Task details | Pick up the notes on elliptic curves below from their last sentence and carry them forward.

Document section |
-- BEGIN --

16.5, last one!

This section is on Elliptic Curve cryptography. It continues in the "do other cryptosystems, but substitute in 'multiply mod n' with 'add points on the curve'" mindset. We discussed one of the sections in class last time.

1. Difficult. The part that gave me the most thought was in 16.5.3, ElGamal Digital Signatures. Alice chooses a prime p, a curve E, point A on E, and then it says "we assume that the number of points on E has been calculated". I thought the whole security of this was that it was hard to count out the points on E. I guess there is a difference between knowing how many points there are, and having a list of what they are.

Oh right, we talked about E(Z_(p^n)) = p^n + 1 - (alpha^n + beta^n). So it is possible to know how many points without knowing the points exactly, at least in the power of a prime case.

2. Reflective. I find it interesting that they had to verify that k^(-1)kA = A. I guess it makes sense, as we only know how to multiply integers times points on the curve (vs. integers mod n times points). Thus, we need to be careful when we know $k^(-1)k \equiv 1$, but $k^(-1)k \ne 1$, as it is in this case. It turns out it all works like you'd expect, but it was a point I'd probably have forgotten about. This is why we need to know $n$ in the first place, hm?

Finally, I'll be doing the student ratings soon, but I'm tired right now.

16.4 due Dec 9

This section on elliptic curves in fields of char=2.
1. difficult - the section was pretty straightforward for me. The one thing that tripped me up was in defining GF(4), we used $\omega$, which usually is the third root of unity in the complex plane. However, we had $\omega^2 = 1 + \omega$, which is not true in complex numbers. This is resolved by letting the coefficients of $\omega$ be in Z/2Z. Or just by ignoring the complex number part of it.

2. interesting - I'm really liking the group theory aspect of this part of class. The quick proof of $\omega^3 = 1$ in the book was fun.

16.3 due friday dec 4

1. difficult. Following along with the multiple roots case was a little difficult. They took a point (x,y) and "associated it with a number given by [complicated formula related to tangent lines]". How did they come up with this? It is not obvious why this is a useful formula.

2. interestings. I liked how these elliptic curves can possibly be used to factor large composites. It was interesting drawing the parallels between this elliptic curve method and the p-1 method.

-- END --

Given data |
-- BEGIN --

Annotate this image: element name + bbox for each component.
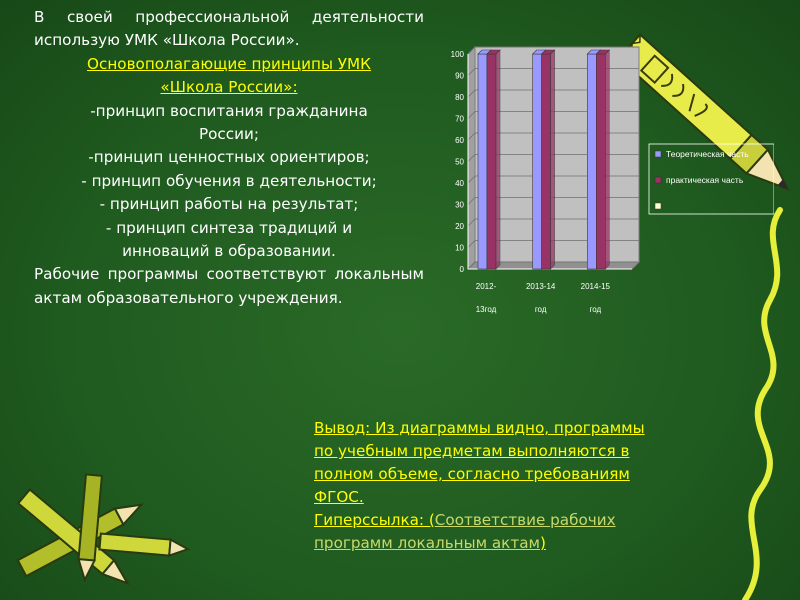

-- END --

Task result |
Section 16.2, due Dec 4

1. Difficult. The beginning of the section was relatively easy--we talked a lot about elliptic curves mod $n$ during class. 16.2.1 (number of points on the curve mod $p$) was pretty intuitive, as well as 16.2.2 (discrete logs on these curves). I'd say the most difficult part of the reading was from 16.2.3, where "representing plaintext" is discussed. Basically, we use the plaintext as the x-coordinate, or we tack on bits to the end. Once we find such a point, how do we encrypt it? Giving the y-coordinate? Hmm

2. Interesting. In 16.2.2, it talked about using the same attacks on these discrete logs as the other kind. It was interesting to see that some of the principles still carried over. For instance, Baby Step, Giant Step can be used to find the $k$ such that $kA = B$ (for instance if you know $nA = \infty$, then pick some $N^2 > n$ and calculate $iA$ and $B-jNA$ and look for matches).

Section 2.12 ENIGMA, due Nov 25

1. Difficult: the hardest part was following along with the description of the electronics in the Enigma machine--but they were just trying to give a general overview of how it worked. There is a hard-coded permutation given by the letter plugs, and rotors that constantly change the permutations on every keystroke. I didn't quite follow how decryption was the same as encryption, or what they meant, but ah well.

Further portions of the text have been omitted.